— begin Records to process —
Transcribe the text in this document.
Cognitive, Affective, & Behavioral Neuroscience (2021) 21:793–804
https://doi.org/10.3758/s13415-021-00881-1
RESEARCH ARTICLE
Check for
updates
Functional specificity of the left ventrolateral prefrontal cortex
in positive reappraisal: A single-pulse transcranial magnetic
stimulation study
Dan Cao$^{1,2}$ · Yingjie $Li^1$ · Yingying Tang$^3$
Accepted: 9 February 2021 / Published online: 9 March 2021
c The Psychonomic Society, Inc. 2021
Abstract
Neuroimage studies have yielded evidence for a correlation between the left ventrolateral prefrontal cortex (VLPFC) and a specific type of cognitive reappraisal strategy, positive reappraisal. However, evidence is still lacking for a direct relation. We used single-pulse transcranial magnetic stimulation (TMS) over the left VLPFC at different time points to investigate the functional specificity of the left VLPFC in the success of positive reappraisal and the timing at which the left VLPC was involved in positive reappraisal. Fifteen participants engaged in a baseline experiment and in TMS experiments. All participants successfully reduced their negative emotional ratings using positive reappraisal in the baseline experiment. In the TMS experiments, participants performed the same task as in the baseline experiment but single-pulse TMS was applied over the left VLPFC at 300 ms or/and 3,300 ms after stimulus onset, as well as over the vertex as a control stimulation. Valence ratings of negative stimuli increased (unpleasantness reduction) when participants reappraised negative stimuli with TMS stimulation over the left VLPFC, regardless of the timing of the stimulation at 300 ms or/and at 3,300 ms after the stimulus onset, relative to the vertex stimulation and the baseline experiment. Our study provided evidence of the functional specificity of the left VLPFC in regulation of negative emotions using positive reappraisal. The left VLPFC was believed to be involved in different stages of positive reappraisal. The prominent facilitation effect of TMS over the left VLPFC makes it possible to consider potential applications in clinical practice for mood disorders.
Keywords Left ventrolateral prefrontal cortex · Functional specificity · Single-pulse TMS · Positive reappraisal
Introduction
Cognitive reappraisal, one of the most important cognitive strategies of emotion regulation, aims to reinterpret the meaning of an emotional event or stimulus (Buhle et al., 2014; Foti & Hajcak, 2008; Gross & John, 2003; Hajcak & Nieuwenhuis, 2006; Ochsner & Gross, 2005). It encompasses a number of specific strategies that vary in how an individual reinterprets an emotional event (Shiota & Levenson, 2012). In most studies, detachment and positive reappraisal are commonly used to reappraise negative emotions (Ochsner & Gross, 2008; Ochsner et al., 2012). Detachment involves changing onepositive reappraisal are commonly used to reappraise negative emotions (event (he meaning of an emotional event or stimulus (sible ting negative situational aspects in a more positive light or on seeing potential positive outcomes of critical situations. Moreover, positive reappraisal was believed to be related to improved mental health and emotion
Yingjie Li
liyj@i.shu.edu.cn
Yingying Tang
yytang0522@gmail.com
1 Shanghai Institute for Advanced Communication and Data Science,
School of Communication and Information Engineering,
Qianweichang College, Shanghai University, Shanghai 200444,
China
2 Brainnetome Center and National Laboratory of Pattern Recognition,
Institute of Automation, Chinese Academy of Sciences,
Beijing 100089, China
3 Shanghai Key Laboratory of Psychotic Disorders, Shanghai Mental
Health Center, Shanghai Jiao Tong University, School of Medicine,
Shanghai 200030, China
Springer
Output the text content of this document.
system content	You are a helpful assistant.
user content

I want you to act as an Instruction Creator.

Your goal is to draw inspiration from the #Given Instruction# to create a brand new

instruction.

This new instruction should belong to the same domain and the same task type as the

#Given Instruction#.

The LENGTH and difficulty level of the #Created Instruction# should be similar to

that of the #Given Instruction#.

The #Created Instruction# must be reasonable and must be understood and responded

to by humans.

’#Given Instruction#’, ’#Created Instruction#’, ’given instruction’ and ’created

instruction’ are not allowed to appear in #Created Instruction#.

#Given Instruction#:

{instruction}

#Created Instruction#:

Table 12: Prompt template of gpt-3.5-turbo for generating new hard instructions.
— end Records to process —
## Exercise directions
Write out exactly the lines starting with the one that holds "Output the text content of this document." and running through the last line above.

## Task result
Output the text content of this document.
system content	You are a helpful assistant.
user content

I want you to act as an Instruction Creator.

Your goal is to draw inspiration from the #Given Instruction# to create a brand new

instruction.

This new instruction should belong to the same domain and the same task type as the

#Given Instruction#.

The LENGTH and difficulty level of the #Created Instruction# should be similar to

that of the #Given Instruction#.

The #Created Instruction# must be reasonable and must be understood and responded

to by humans.

’#Given Instruction#’, ’#Created Instruction#’, ’given instruction’ and ’created

instruction’ are not allowed to appear in #Created Instruction#.

#Given Instruction#:

{instruction}

#Created Instruction#:

Table 12: Prompt template of gpt-3.5-turbo for generating new hard instructions.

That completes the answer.